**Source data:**
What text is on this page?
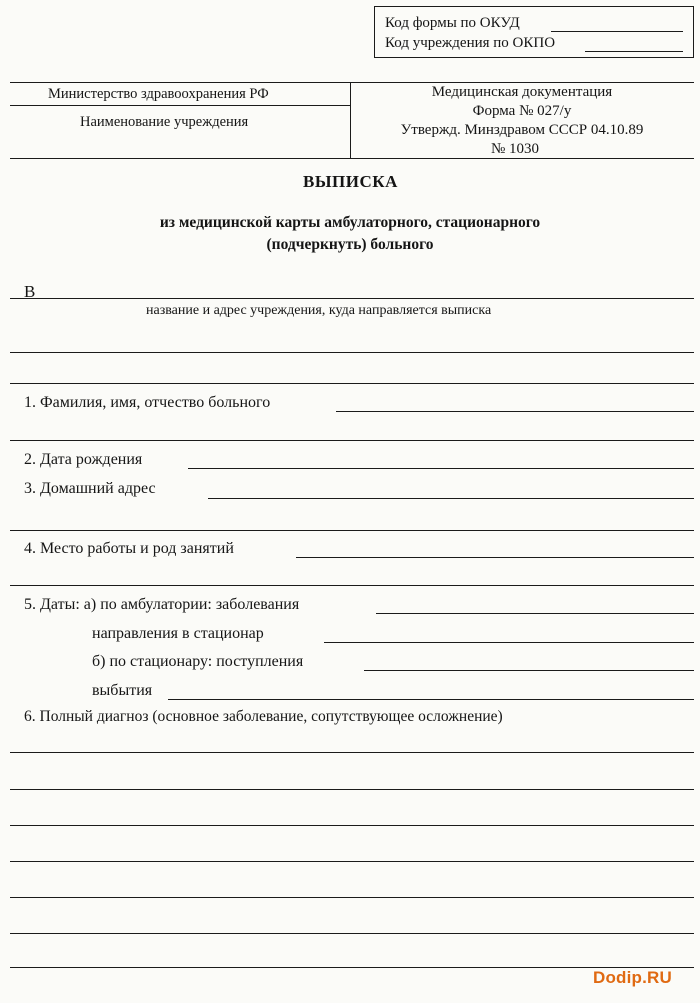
Код формы по ОКУД
Код учреждения по ОКПО
Министерство здравоохранения РФ
Наименование учреждения
Медицинская документация
Форма № 027/у
Утвержд. Минздравом СССР 04.10.89
№ 1030
ВЫПИСКА
из медицинской карты амбулаторного, стационарного
(подчеркнуть) больного
В
название и адрес учреждения, куда направляется выписка
1. Фамилия, имя, отчество больного
2. Дата рождения
3. Домашний адрес
4. Место работы и род занятий
5. Даты: а) по амбулатории: заболевания
направления в стационар
б) по стационару: поступления
выбытия
6. Полный диагноз (основное заболевание, сопутствующее осложнение)
Dodip.RU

**Your objective:**
Only the number is needed: state how many lines in the listing contain "адрес".

**Answer for this exercise:**
2